- **Exercise**:
Look through the material below. Copy each line that contains the string "rapport".

- **Input data**:
───

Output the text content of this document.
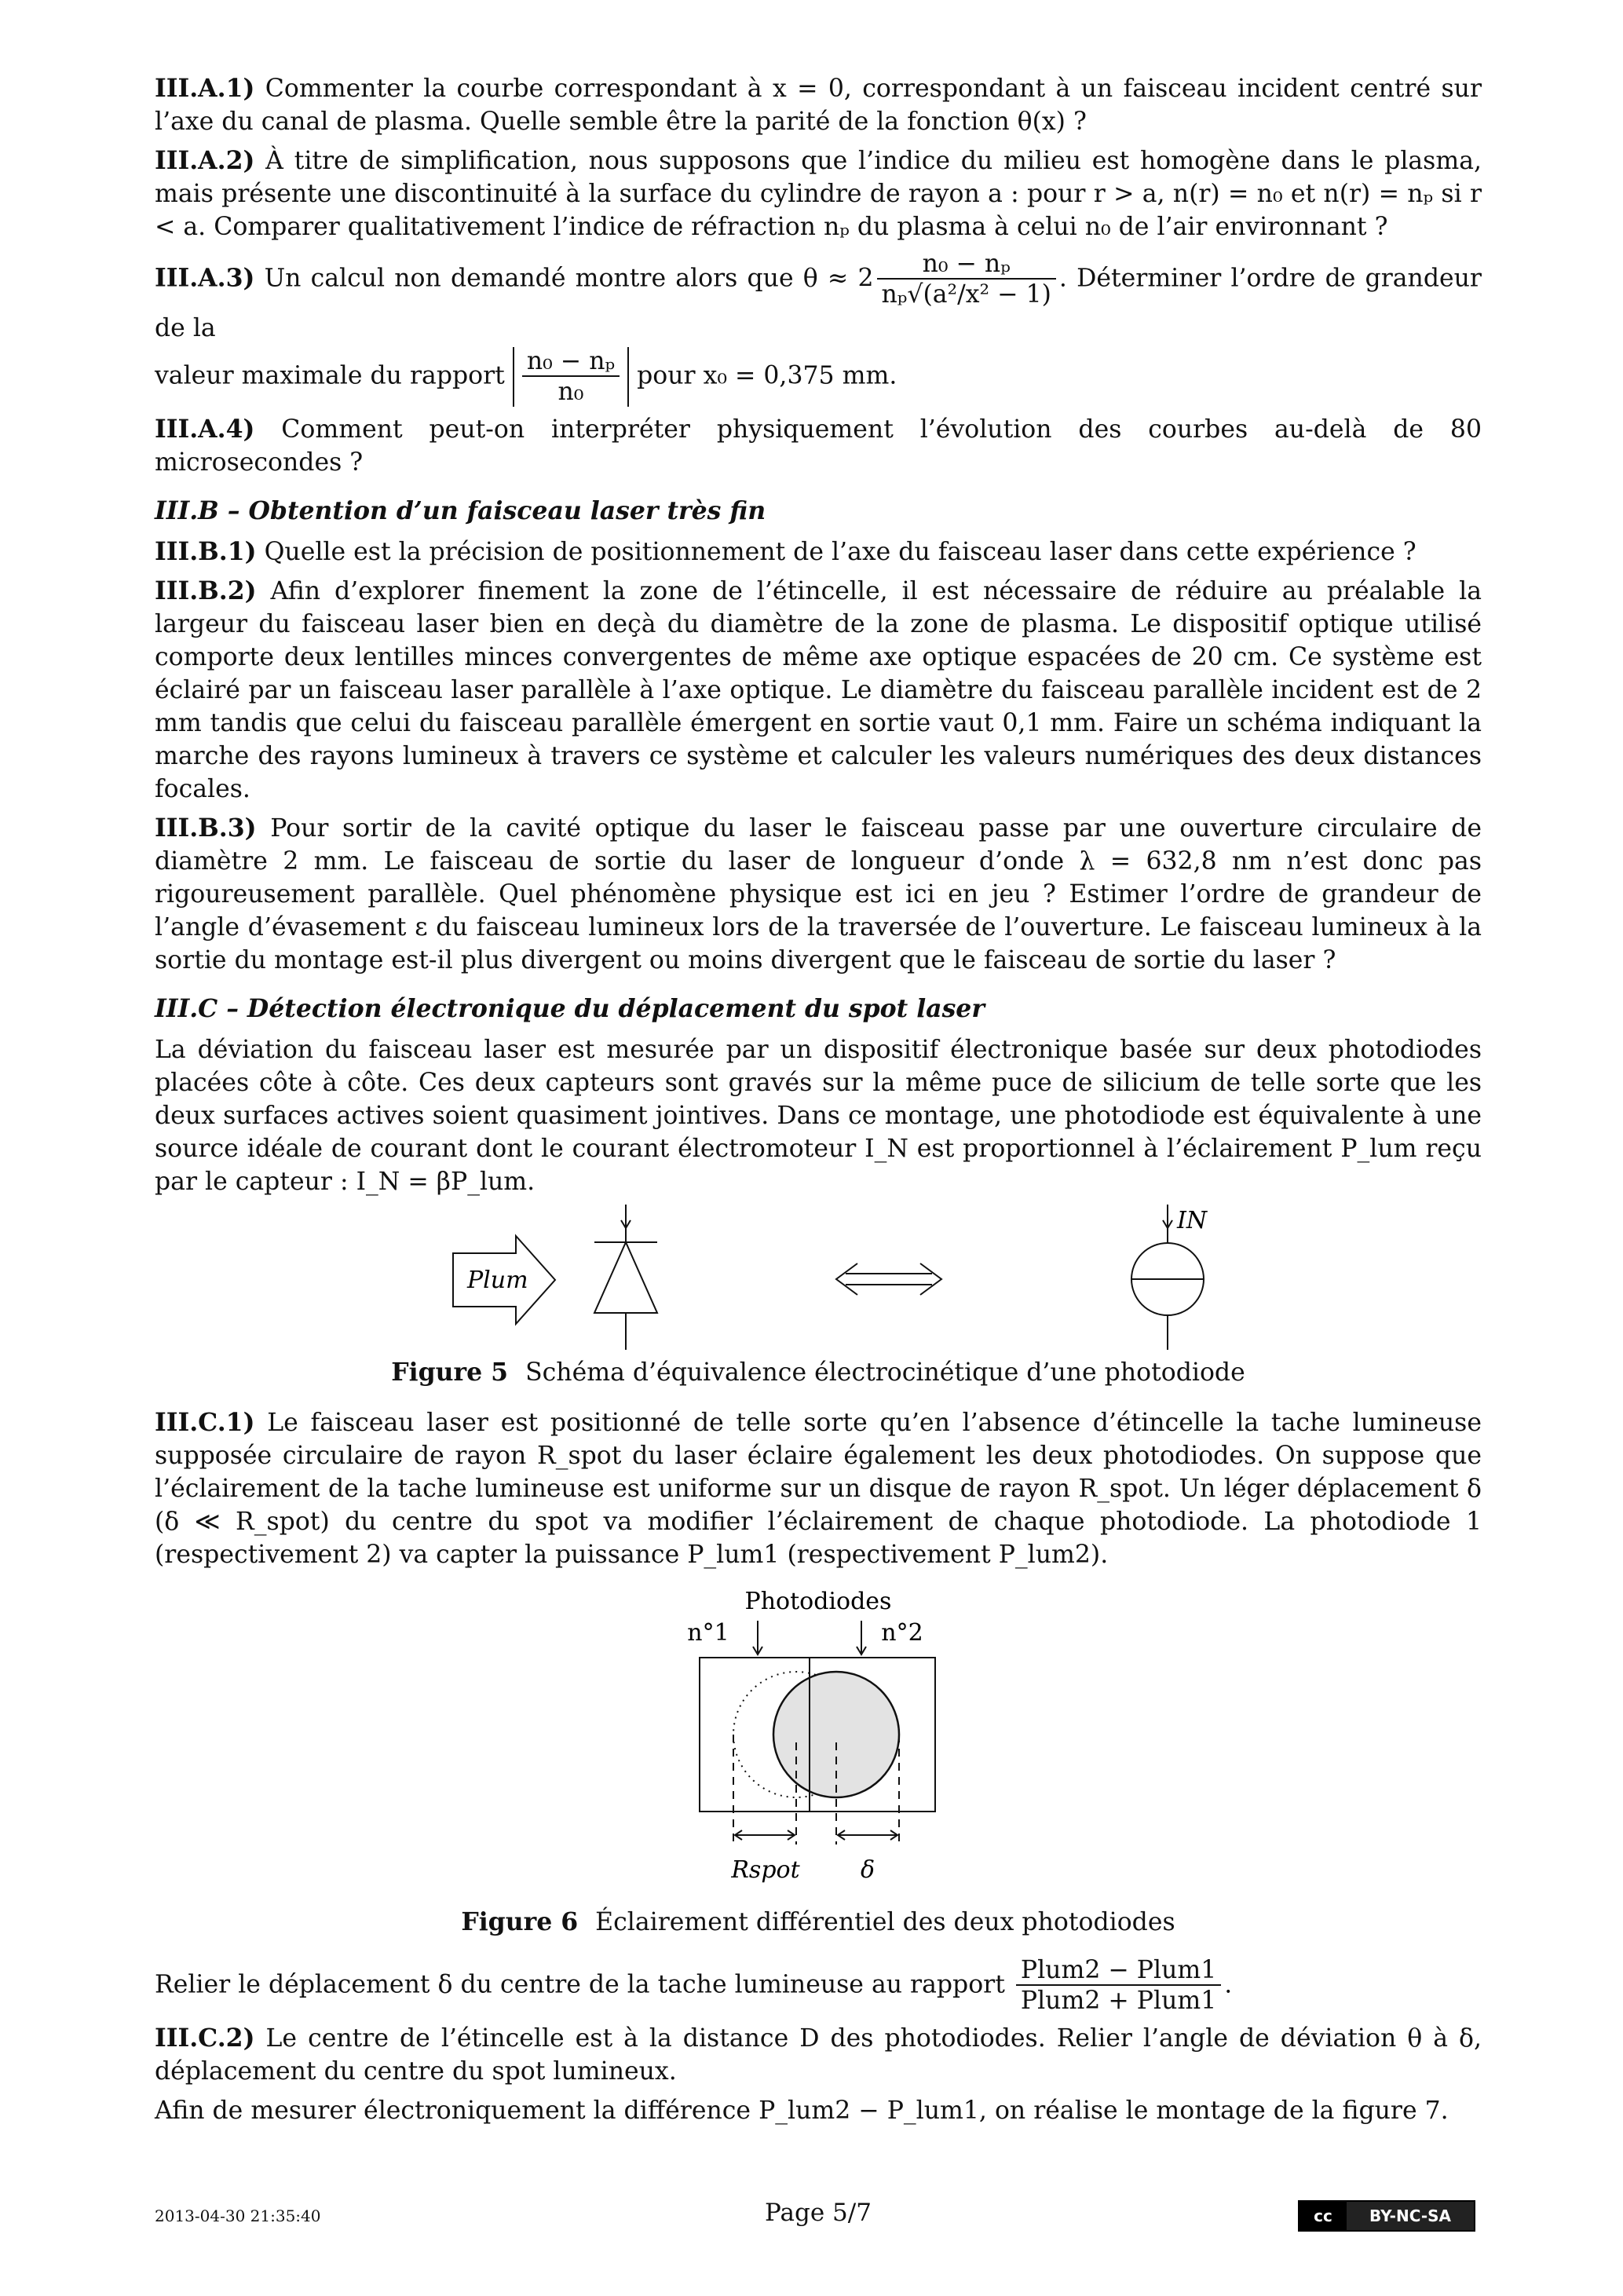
III.A.1) Commenter la courbe correspondant à x = 0, correspondant à un faisceau incident centré sur l’axe du canal de plasma. Quelle semble être la parité de la fonction θ(x) ?

III.A.2) À titre de simplification, nous supposons que l’indice du milieu est homogène dans le plasma, mais présente une discontinuité à la surface du cylindre de rayon a : pour r > a, n(r) = n₀ et n(r) = nₚ si r < a. Comparer qualitativement l’indice de réfraction nₚ du plasma à celui n₀ de l’air environnant ?

III.A.3) Un calcul non demandé montre alors que $\theta \approx 2 \frac{\text{n₀ − nₚ}}{\text{nₚ√(a²/x² − 1)}}$ . Déterminer l’ordre de grandeur de la
valeur maximale du rapport $\frac{\text{n₀ − nₚ}}{\text{n₀}}$ pour x₀ = 0,375 mm.

III.A.4) Comment peut-on interpréter physiquement l’évolution des courbes au-delà de 80 microsecondes ?

III.B – Obtention d’un faisceau laser très fin

III.B.1) Quelle est la précision de positionnement de l’axe du faisceau laser dans cette expérience ?

III.B.2) Afin d’explorer finement la zone de l’étincelle, il est nécessaire de réduire au préalable la largeur du faisceau laser bien en deçà du diamètre de la zone de plasma. Le dispositif optique utilisé comporte deux lentilles minces convergentes de même axe optique espacées de 20 cm. Ce système est éclairé par un faisceau laser parallèle à l’axe optique. Le diamètre du faisceau parallèle incident est de 2 mm tandis que celui du faisceau parallèle émergent en sortie vaut 0,1 mm. Faire un schéma indiquant la marche des rayons lumineux à travers ce système et calculer les valeurs numériques des deux distances focales.

III.B.3) Pour sortir de la cavité optique du laser le faisceau passe par une ouverture circulaire de diamètre 2 mm. Le faisceau de sortie du laser de longueur d’onde λ = 632,8 nm n’est donc pas rigoureusement parallèle. Quel phénomène physique est ici en jeu ? Estimer l’ordre de grandeur de l’angle d’évasement ε du faisceau lumineux lors de la traversée de l’ouverture. Le faisceau lumineux à la sortie du montage est-il plus divergent ou moins divergent que le faisceau de sortie du laser ?

III.C – Détection électronique du déplacement du spot laser

La déviation du faisceau laser est mesurée par un dispositif électronique basée sur deux photodiodes placées côte à côte. Ces deux capteurs sont gravés sur la même puce de silicium de telle sorte que les deux surfaces actives soient quasiment jointives. Dans ce montage, une photodiode est équivalente à une source idéale de courant dont le courant électromoteur I_N est proportionnel à l’éclairement P_lum reçu par le capteur : I_N = βP_lum.

Plum
IN

Figure 5 Schéma d’équivalence électrocinétique d’une photodiode

III.C.1) Le faisceau laser est positionné de telle sorte qu’en l’absence d’étincelle la tache lumineuse supposée circulaire de rayon R_spot du laser éclaire également les deux photodiodes. On suppose que l’éclairement de la tache lumineuse est uniforme sur un disque de rayon R_spot. Un léger déplacement δ (δ ≪ R_spot) du centre du spot va modifier l’éclairement de chaque photodiode. La photodiode 1 (respectivement 2) va capter la puissance P_lum1 (respectivement P_lum2).

Photodiodes
n°1	n°2
Rspot	δ

Figure 6 Éclairement différentiel des deux photodiodes

Relier le déplacement δ du centre de la tache lumineuse au rapport $\frac{\text{Plum2 − Plum1}}{\text{Plum2 + Plum1}}$ .

III.C.2) Le centre de l’étincelle est à la distance D des photodiodes. Relier l’angle de déviation θ à δ, déplacement du centre du spot lumineux.

Afin de mesurer électroniquement la différence P_lum2 − P_lum1, on réalise le montage de la figure 7.

2013-04-30 21:35:40	Page 5/7	cc	BY-NC-SA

───

- **The output**:
valeur maximale du rapport $\frac{\text{n₀ − nₚ}}{\text{n₀}}$ pour x₀ = 0,375 mm.
Relier le déplacement δ du centre de la tache lumineuse au rapport $\frac{\text{Plum2 − Plum1}}{\text{Plum2 + Plum1}}$ .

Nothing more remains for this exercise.